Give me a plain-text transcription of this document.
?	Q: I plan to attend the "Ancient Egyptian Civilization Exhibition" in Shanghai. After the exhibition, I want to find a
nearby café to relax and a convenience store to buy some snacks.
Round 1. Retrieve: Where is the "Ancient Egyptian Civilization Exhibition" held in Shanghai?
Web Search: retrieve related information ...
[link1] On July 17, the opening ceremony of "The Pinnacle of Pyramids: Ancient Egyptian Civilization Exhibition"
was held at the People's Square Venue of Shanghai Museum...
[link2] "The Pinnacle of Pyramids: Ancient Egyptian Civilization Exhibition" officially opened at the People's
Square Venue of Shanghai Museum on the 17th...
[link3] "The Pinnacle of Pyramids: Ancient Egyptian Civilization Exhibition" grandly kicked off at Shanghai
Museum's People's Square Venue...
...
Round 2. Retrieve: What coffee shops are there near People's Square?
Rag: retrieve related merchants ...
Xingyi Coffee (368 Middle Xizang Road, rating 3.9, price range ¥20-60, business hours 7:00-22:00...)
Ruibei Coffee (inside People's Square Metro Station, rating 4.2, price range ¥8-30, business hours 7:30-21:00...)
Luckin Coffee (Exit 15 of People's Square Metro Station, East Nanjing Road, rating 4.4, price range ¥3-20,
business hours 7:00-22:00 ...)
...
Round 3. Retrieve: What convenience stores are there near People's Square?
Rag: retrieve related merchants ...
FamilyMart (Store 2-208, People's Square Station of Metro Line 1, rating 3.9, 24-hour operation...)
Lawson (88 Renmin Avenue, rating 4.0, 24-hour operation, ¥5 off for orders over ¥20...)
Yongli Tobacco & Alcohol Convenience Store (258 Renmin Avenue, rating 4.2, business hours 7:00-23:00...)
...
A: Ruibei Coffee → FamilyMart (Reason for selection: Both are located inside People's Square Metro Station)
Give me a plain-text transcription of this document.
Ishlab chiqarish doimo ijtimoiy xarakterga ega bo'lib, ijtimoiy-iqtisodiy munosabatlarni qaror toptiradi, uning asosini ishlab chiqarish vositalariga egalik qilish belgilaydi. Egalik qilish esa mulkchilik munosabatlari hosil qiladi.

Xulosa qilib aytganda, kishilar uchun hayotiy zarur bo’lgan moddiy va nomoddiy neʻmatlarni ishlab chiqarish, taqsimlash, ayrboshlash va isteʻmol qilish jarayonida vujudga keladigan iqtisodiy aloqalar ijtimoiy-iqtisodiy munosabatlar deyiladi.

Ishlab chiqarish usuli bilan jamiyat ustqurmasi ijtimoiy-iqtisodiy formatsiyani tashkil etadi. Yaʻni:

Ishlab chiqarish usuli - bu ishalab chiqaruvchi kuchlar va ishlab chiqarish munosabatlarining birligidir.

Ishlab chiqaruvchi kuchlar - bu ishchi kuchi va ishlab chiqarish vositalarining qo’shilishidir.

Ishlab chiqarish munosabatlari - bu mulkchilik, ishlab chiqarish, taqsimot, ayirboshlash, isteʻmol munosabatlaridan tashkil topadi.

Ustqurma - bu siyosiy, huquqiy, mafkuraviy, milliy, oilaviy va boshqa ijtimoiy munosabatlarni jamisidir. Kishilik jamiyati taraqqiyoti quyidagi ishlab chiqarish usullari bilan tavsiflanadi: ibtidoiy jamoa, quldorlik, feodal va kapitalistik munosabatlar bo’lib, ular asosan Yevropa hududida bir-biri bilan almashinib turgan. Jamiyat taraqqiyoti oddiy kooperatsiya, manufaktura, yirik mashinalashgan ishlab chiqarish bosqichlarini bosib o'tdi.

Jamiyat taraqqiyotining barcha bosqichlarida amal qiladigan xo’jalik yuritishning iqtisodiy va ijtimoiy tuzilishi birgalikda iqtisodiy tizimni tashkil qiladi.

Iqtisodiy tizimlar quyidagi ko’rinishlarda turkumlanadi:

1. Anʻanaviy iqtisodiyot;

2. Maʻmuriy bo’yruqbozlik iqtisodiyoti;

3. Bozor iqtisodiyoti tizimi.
━━━━━━━━━━━━━━━━━━━━━━━━━━━━━━
Required work:
Exactly reproduce every line of the data above.

Full response:
Give me a plain-text transcription of this document.
?	Q: I plan to attend the "Ancient Egyptian Civilization Exhibition" in Shanghai. After the exhibition, I want to find a
nearby café to relax and a convenience store to buy some snacks.
Round 1. Retrieve: Where is the "Ancient Egyptian Civilization Exhibition" held in Shanghai?
Web Search: retrieve related information ...
[link1] On July 17, the opening ceremony of "The Pinnacle of Pyramids: Ancient Egyptian Civilization Exhibition"
was held at the People's Square Venue of Shanghai Museum...
[link2] "The Pinnacle of Pyramids: Ancient Egyptian Civilization Exhibition" officially opened at the People's
Square Venue of Shanghai Museum on the 17th...
[link3] "The Pinnacle of Pyramids: Ancient Egyptian Civilization Exhibition" grandly kicked off at Shanghai
Museum's People's Square Venue...
...
Round 2. Retrieve: What coffee shops are there near People's Square?
Rag: retrieve related merchants ...
Xingyi Coffee (368 Middle Xizang Road, rating 3.9, price range ¥20-60, business hours 7:00-22:00...)
Ruibei Coffee (inside People's Square Metro Station, rating 4.2, price range ¥8-30, business hours 7:30-21:00...)
Luckin Coffee (Exit 15 of People's Square Metro Station, East Nanjing Road, rating 4.4, price range ¥3-20,
business hours 7:00-22:00 ...)
...
Round 3. Retrieve: What convenience stores are there near People's Square?
Rag: retrieve related merchants ...
FamilyMart (Store 2-208, People's Square Station of Metro Line 1, rating 3.9, 24-hour operation...)
Lawson (88 Renmin Avenue, rating 4.0, 24-hour operation, ¥5 off for orders over ¥20...)
Yongli Tobacco & Alcohol Convenience Store (258 Renmin Avenue, rating 4.2, business hours 7:00-23:00...)
...
A: Ruibei Coffee → FamilyMart (Reason for selection: Both are located inside People's Square Metro Station)
Give me a plain-text transcription of this document.
Ishlab chiqarish doimo ijtimoiy xarakterga ega bo'lib, ijtimoiy-iqtisodiy munosabatlarni qaror toptiradi, uning asosini ishlab chiqarish vositalariga egalik qilish belgilaydi. Egalik qilish esa mulkchilik munosabatlari hosil qiladi.

Xulosa qilib aytganda, kishilar uchun hayotiy zarur bo’lgan moddiy va nomoddiy neʻmatlarni ishlab chiqarish, taqsimlash, ayrboshlash va isteʻmol qilish jarayonida vujudga keladigan iqtisodiy aloqalar ijtimoiy-iqtisodiy munosabatlar deyiladi.

Ishlab chiqarish usuli bilan jamiyat ustqurmasi ijtimoiy-iqtisodiy formatsiyani tashkil etadi. Yaʻni:

Ishlab chiqarish usuli - bu ishalab chiqaruvchi kuchlar va ishlab chiqarish munosabatlarining birligidir.

Ishlab chiqaruvchi kuchlar - bu ishchi kuchi va ishlab chiqarish vositalarining qo’shilishidir.

Ishlab chiqarish munosabatlari - bu mulkchilik, ishlab chiqarish, taqsimot, ayirboshlash, isteʻmol munosabatlaridan tashkil topadi.

Ustqurma - bu siyosiy, huquqiy, mafkuraviy, milliy, oilaviy va boshqa ijtimoiy munosabatlarni jamisidir. Kishilik jamiyati taraqqiyoti quyidagi ishlab chiqarish usullari bilan tavsiflanadi: ibtidoiy jamoa, quldorlik, feodal va kapitalistik munosabatlar bo’lib, ular asosan Yevropa hududida bir-biri bilan almashinib turgan. Jamiyat taraqqiyoti oddiy kooperatsiya, manufaktura, yirik mashinalashgan ishlab chiqarish bosqichlarini bosib o'tdi.

Jamiyat taraqqiyotining barcha bosqichlarida amal qiladigan xo’jalik yuritishning iqtisodiy va ijtimoiy tuzilishi birgalikda iqtisodiy tizimni tashkil qiladi.

Iqtisodiy tizimlar quyidagi ko’rinishlarda turkumlanadi:

1. Anʻanaviy iqtisodiyot;

2. Maʻmuriy bo’yruqbozlik iqtisodiyoti;

3. Bozor iqtisodiyoti tizimi.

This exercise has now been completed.